## Entries shown:
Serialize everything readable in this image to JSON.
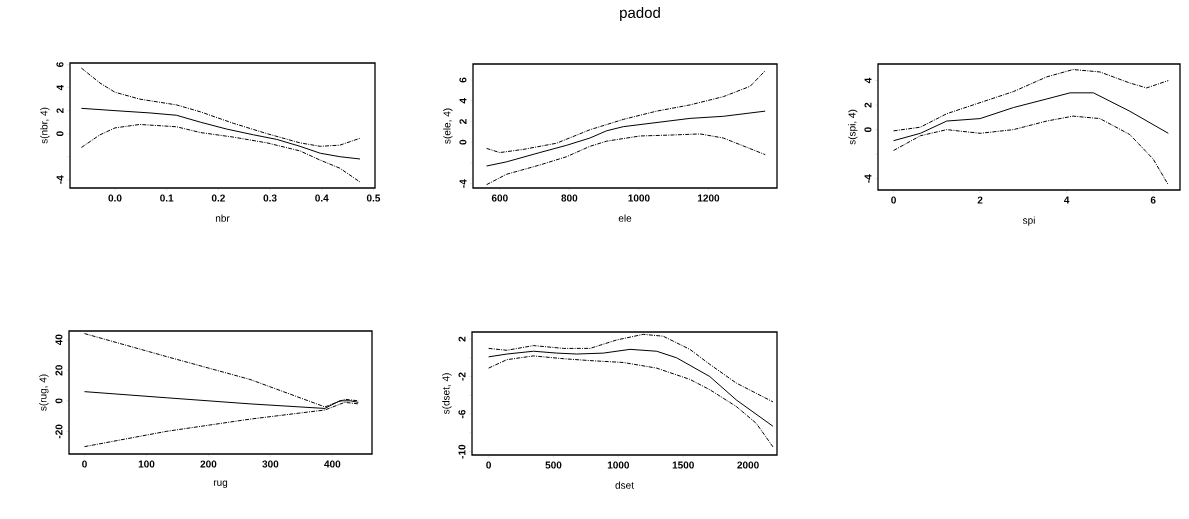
{
  "chart_data": [
    {
      "type": "line",
      "xlabel": "nbr",
      "ylabel": "s(nbr, 4)",
      "xlim": [
        -0.087,
        0.503
      ],
      "ylim": [
        -4.72,
        6.14
      ],
      "xticks": [
        {
          "value": 0.0,
          "label": "0.0"
        },
        0.1,
        0.2,
        0.3,
        0.4,
        0.5
      ],
      "yticks": [
        -4,
        {
          "value": -2,
          "label": null
        },
        0,
        2,
        4,
        6
      ],
      "series": [
        {
          "color": "#000000",
          "line_style": "solid",
          "x": [
            -0.065,
            0.0,
            0.068,
            0.119,
            0.165,
            0.216,
            0.268,
            0.313,
            0.358,
            0.397,
            0.435,
            0.474
          ],
          "values": [
            2.2,
            2.0,
            1.8,
            1.6,
            1.0,
            0.4,
            -0.1,
            -0.5,
            -1.1,
            -1.7,
            -2.0,
            -2.2
          ]
        },
        {
          "color": "#000000",
          "line_style": "dashed",
          "x": [
            -0.065,
            -0.029,
            0.0,
            0.048,
            0.119,
            0.165,
            0.229,
            0.294,
            0.358,
            0.397,
            0.435,
            0.474
          ],
          "values": [
            5.7,
            4.4,
            3.6,
            3.0,
            2.5,
            1.9,
            0.9,
            0.0,
            -0.8,
            -1.1,
            -1.0,
            -0.4
          ]
        },
        {
          "color": "#000000",
          "line_style": "dashed",
          "x": [
            -0.065,
            -0.029,
            0.0,
            0.048,
            0.119,
            0.165,
            0.229,
            0.294,
            0.358,
            0.397,
            0.435,
            0.474
          ],
          "values": [
            -1.2,
            -0.1,
            0.5,
            0.8,
            0.6,
            0.1,
            -0.3,
            -0.8,
            -1.5,
            -2.3,
            -3.0,
            -4.2
          ]
        }
      ]
    },
    {
      "type": "line",
      "title": "padod",
      "xlabel": "ele",
      "ylabel": "s(ele, 4)",
      "xlim": [
        523,
        1397
      ],
      "ylim": [
        -4.42,
        7.55
      ],
      "xticks": [
        600,
        800,
        1000,
        1200
      ],
      "yticks": [
        -4,
        {
          "value": -2,
          "label": null
        },
        0,
        2,
        4,
        6
      ],
      "series": [
        {
          "color": "#000000",
          "line_style": "solid",
          "x": [
            562,
            619,
            715,
            792,
            859,
            907,
            955,
            1051,
            1147,
            1243,
            1363
          ],
          "values": [
            -2.3,
            -1.9,
            -1.0,
            -0.3,
            0.4,
            1.1,
            1.5,
            1.9,
            2.3,
            2.5,
            3.0
          ]
        },
        {
          "color": "#000000",
          "line_style": "dashed",
          "x": [
            562,
            600,
            667,
            763,
            859,
            955,
            1051,
            1147,
            1243,
            1320,
            1363
          ],
          "values": [
            -0.6,
            -1.0,
            -0.7,
            -0.1,
            1.2,
            2.2,
            3.0,
            3.6,
            4.4,
            5.4,
            6.9
          ]
        },
        {
          "color": "#000000",
          "line_style": "dashed",
          "x": [
            562,
            619,
            715,
            792,
            859,
            907,
            1003,
            1099,
            1176,
            1243,
            1363
          ],
          "values": [
            -4.1,
            -3.1,
            -2.2,
            -1.4,
            -0.4,
            0.1,
            0.6,
            0.7,
            0.8,
            0.4,
            -1.2
          ]
        }
      ]
    },
    {
      "type": "line",
      "xlabel": "spi",
      "ylabel": "s(spi, 4)",
      "xlim": [
        -0.36,
        6.62
      ],
      "ylim": [
        -4.92,
        5.35
      ],
      "xticks": [
        0,
        2,
        4,
        6
      ],
      "yticks": [
        -4,
        {
          "value": -2,
          "label": null
        },
        0,
        2,
        4
      ],
      "series": [
        {
          "color": "#000000",
          "line_style": "solid",
          "x": [
            0,
            0.62,
            1.23,
            2,
            2.77,
            3.54,
            4.08,
            4.62,
            5.46,
            6.35
          ],
          "values": [
            -0.9,
            -0.3,
            0.7,
            0.9,
            1.8,
            2.5,
            3.0,
            3.0,
            1.5,
            -0.3
          ]
        },
        {
          "color": "#000000",
          "line_style": "dashed",
          "x": [
            0,
            0.62,
            1.23,
            2,
            2.77,
            3.54,
            4.15,
            4.77,
            5.46,
            5.85,
            6.35
          ],
          "values": [
            -0.1,
            0.2,
            1.3,
            2.2,
            3.1,
            4.3,
            4.9,
            4.7,
            3.8,
            3.4,
            4.0
          ]
        },
        {
          "color": "#000000",
          "line_style": "dashed",
          "x": [
            0,
            0.62,
            1.23,
            2,
            2.77,
            3.54,
            4.15,
            4.77,
            5.46,
            6,
            6.35
          ],
          "values": [
            -1.7,
            -0.5,
            0.0,
            -0.3,
            0.0,
            0.7,
            1.1,
            0.9,
            -0.4,
            -2.4,
            -4.5
          ]
        }
      ]
    },
    {
      "type": "line",
      "xlabel": "rug",
      "ylabel": "s(rug, 4)",
      "xlim": [
        -25,
        464
      ],
      "ylim": [
        -34.8,
        45.7
      ],
      "xticks": [
        0,
        100,
        200,
        300,
        400
      ],
      "yticks": [
        -20,
        0,
        20,
        40
      ],
      "series": [
        {
          "color": "#000000",
          "line_style": "solid",
          "x": [
            0,
            132,
            267,
            388,
            402,
            412,
            429,
            442
          ],
          "values": [
            6,
            2,
            -2,
            -5,
            -2,
            0,
            0,
            -1
          ]
        },
        {
          "color": "#000000",
          "line_style": "dashed",
          "x": [
            0,
            132,
            267,
            388,
            420,
            442
          ],
          "values": [
            44,
            29,
            14,
            -4,
            1,
            0
          ]
        },
        {
          "color": "#000000",
          "line_style": "dashed",
          "x": [
            0,
            132,
            267,
            388,
            420,
            442
          ],
          "values": [
            -30,
            -20,
            -12,
            -6,
            -1,
            -2
          ]
        }
      ]
    },
    {
      "type": "line",
      "xlabel": "dset",
      "ylabel": "s(dset, 4)",
      "xlim": [
        -128,
        2223
      ],
      "ylim": [
        -10.36,
        2.75
      ],
      "xticks": [
        0,
        500,
        1000,
        1500,
        2000
      ],
      "yticks": [
        -10,
        {
          "value": -8,
          "label": null
        },
        -6,
        {
          "value": -4,
          "label": null
        },
        -2,
        {
          "value": 0,
          "label": null
        },
        2
      ],
      "series": [
        {
          "color": "#000000",
          "line_style": "solid",
          "x": [
            0,
            141,
            346,
            526,
            679,
            885,
            1090,
            1295,
            1449,
            1705,
            1910,
            2192
          ],
          "values": [
            0.1,
            0.4,
            0.7,
            0.5,
            0.4,
            0.5,
            0.9,
            0.7,
            0.0,
            -2.0,
            -4.5,
            -7.3
          ]
        },
        {
          "color": "#000000",
          "line_style": "dashed",
          "x": [
            0,
            141,
            346,
            577,
            782,
            987,
            1192,
            1346,
            1551,
            1705,
            1910,
            2192
          ],
          "values": [
            1.0,
            0.8,
            1.3,
            1.0,
            1.0,
            1.9,
            2.5,
            2.3,
            0.9,
            -0.7,
            -2.7,
            -4.7
          ]
        },
        {
          "color": "#000000",
          "line_style": "dashed",
          "x": [
            0,
            141,
            346,
            577,
            782,
            1038,
            1295,
            1551,
            1705,
            1910,
            2064,
            2192
          ],
          "values": [
            -1.1,
            -0.2,
            0.2,
            -0.1,
            -0.3,
            -0.5,
            -1.1,
            -2.3,
            -3.4,
            -5.2,
            -7.0,
            -9.5
          ]
        }
      ]
    }
  ]
}
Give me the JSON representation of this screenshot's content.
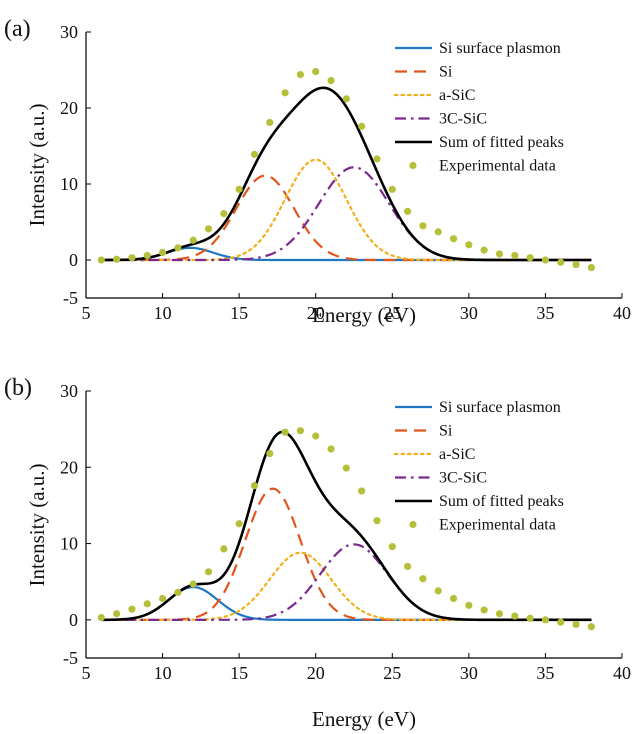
{
  "chart_data": [
    {
      "type": "line",
      "panel_label": "(a)",
      "xlabel": "Energy (eV)",
      "ylabel": "Intensity (a.u.)",
      "xlim": [
        5,
        40
      ],
      "ylim": [
        -5,
        30
      ],
      "xticks": [
        5,
        10,
        15,
        20,
        25,
        30,
        35,
        40
      ],
      "yticks": [
        -5,
        0,
        10,
        20,
        30
      ],
      "grid": false,
      "legend": "top-right",
      "series": [
        {
          "name": "Si surface plasmon",
          "style": "solid",
          "color": "#1f77c4",
          "peak": {
            "center": 11.8,
            "amplitude": 1.6,
            "sigma": 1.5
          }
        },
        {
          "name": "Si",
          "style": "dashed",
          "color": "#e0561c",
          "peak": {
            "center": 16.7,
            "amplitude": 11.1,
            "sigma": 1.9
          }
        },
        {
          "name": "a-SiC",
          "style": "dotted",
          "color": "#f2b01e",
          "peak": {
            "center": 20.0,
            "amplitude": 13.2,
            "sigma": 2.0
          }
        },
        {
          "name": "3C-SiC",
          "style": "dashdot",
          "color": "#7a2a8f",
          "peak": {
            "center": 22.5,
            "amplitude": 12.2,
            "sigma": 2.3
          }
        },
        {
          "name": "Sum of fitted peaks",
          "style": "solid",
          "color": "#000000",
          "sum": true
        }
      ],
      "experimental": {
        "name": "Experimental data",
        "color": "#b5bf3a",
        "x": [
          6,
          7,
          8,
          9,
          10,
          11,
          12,
          13,
          14,
          15,
          16,
          17,
          18,
          19,
          20,
          21,
          22,
          23,
          24,
          25,
          26,
          27,
          28,
          29,
          30,
          31,
          32,
          33,
          34,
          35,
          36,
          37,
          38
        ],
        "y": [
          0.0,
          0.1,
          0.3,
          0.6,
          1.0,
          1.6,
          2.6,
          4.1,
          6.1,
          9.3,
          13.9,
          18.1,
          22.0,
          24.4,
          24.8,
          23.6,
          21.2,
          17.6,
          13.3,
          9.3,
          6.4,
          4.5,
          3.7,
          2.8,
          2.0,
          1.3,
          0.8,
          0.6,
          0.3,
          0.0,
          -0.3,
          -0.6,
          -1.0
        ]
      }
    },
    {
      "type": "line",
      "panel_label": "(b)",
      "xlabel": "Energy (eV)",
      "ylabel": "Intensity (a.u.)",
      "xlim": [
        5,
        40
      ],
      "ylim": [
        -5,
        30
      ],
      "xticks": [
        5,
        10,
        15,
        20,
        25,
        30,
        35,
        40
      ],
      "yticks": [
        -5,
        0,
        10,
        20,
        30
      ],
      "grid": false,
      "legend": "top-right",
      "series": [
        {
          "name": "Si surface plasmon",
          "style": "solid",
          "color": "#1f77c4",
          "peak": {
            "center": 12.0,
            "amplitude": 4.3,
            "sigma": 1.6
          }
        },
        {
          "name": "Si",
          "style": "dashed",
          "color": "#e0561c",
          "peak": {
            "center": 17.2,
            "amplitude": 17.2,
            "sigma": 1.8
          }
        },
        {
          "name": "a-SiC",
          "style": "dotted",
          "color": "#f2b01e",
          "peak": {
            "center": 19.0,
            "amplitude": 8.8,
            "sigma": 2.0
          }
        },
        {
          "name": "3C-SiC",
          "style": "dashdot",
          "color": "#7a2a8f",
          "peak": {
            "center": 22.5,
            "amplitude": 9.9,
            "sigma": 2.2
          }
        },
        {
          "name": "Sum of fitted peaks",
          "style": "solid",
          "color": "#000000",
          "sum": true
        }
      ],
      "experimental": {
        "name": "Experimental data",
        "color": "#b5bf3a",
        "x": [
          6,
          7,
          8,
          9,
          10,
          11,
          12,
          13,
          14,
          15,
          16,
          17,
          18,
          19,
          20,
          21,
          22,
          23,
          24,
          25,
          26,
          27,
          28,
          29,
          30,
          31,
          32,
          33,
          34,
          35,
          36,
          37,
          38
        ],
        "y": [
          0.3,
          0.8,
          1.4,
          2.1,
          2.8,
          3.6,
          4.7,
          6.3,
          9.3,
          12.6,
          17.6,
          21.8,
          24.6,
          24.8,
          24.1,
          22.4,
          19.9,
          16.9,
          13.0,
          9.6,
          7.0,
          5.4,
          3.8,
          2.8,
          1.9,
          1.3,
          0.8,
          0.5,
          0.2,
          0.0,
          -0.3,
          -0.6,
          -0.9
        ]
      }
    }
  ]
}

## Do this:
Return every line above that contains the word "JSON".

## Right answer:
Serialize everything readable in this image to JSON.
Give me the JSON representation of this screenshot's content.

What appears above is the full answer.